SET PROBLEM: Find each line with "расположены" and copy it.

Records excerpted from a collection:
________

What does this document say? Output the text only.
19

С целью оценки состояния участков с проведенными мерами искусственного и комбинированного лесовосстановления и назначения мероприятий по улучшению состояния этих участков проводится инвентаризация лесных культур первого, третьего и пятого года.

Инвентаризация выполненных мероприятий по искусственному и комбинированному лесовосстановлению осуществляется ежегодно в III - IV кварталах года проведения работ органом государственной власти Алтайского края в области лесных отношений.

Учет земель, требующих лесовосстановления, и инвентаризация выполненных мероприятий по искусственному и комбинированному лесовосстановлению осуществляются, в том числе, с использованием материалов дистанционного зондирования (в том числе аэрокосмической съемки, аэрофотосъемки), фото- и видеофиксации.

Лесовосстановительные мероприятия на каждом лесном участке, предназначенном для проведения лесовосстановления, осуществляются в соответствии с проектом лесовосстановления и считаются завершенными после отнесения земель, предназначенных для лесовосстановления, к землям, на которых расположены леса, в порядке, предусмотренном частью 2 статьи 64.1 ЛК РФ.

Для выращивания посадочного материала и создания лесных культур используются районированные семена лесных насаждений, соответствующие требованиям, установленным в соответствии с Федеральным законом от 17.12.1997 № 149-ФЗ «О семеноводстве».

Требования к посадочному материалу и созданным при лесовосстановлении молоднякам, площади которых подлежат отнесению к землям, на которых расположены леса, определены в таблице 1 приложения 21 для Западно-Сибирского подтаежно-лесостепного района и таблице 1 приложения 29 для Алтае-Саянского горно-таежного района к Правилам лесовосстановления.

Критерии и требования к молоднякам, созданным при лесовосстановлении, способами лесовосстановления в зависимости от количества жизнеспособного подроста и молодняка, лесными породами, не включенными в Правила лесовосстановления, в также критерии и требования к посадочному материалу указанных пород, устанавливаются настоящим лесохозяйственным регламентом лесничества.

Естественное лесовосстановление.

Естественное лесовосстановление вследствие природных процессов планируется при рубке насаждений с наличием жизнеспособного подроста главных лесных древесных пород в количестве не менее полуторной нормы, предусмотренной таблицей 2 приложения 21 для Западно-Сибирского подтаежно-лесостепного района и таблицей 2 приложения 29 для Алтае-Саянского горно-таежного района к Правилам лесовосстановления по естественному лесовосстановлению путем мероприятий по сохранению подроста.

________

FULL OUTPUT:
Лесовосстановительные мероприятия на каждом лесном участке, предназначенном для проведения лесовосстановления, осуществляются в соответствии с проектом лесовосстановления и считаются завершенными после отнесения земель, предназначенных для лесовосстановления, к землям, на которых расположены леса, в порядке, предусмотренном частью 2 статьи 64.1 ЛК РФ.
Требования к посадочному материалу и созданным при лесовосстановлении молоднякам, площади которых подлежат отнесению к землям, на которых расположены леса, определены в таблице 1 приложения 21 для Западно-Сибирского подтаежно-лесостепного района и таблице 1 приложения 29 для Алтае-Саянского горно-таежного района к Правилам лесовосстановления.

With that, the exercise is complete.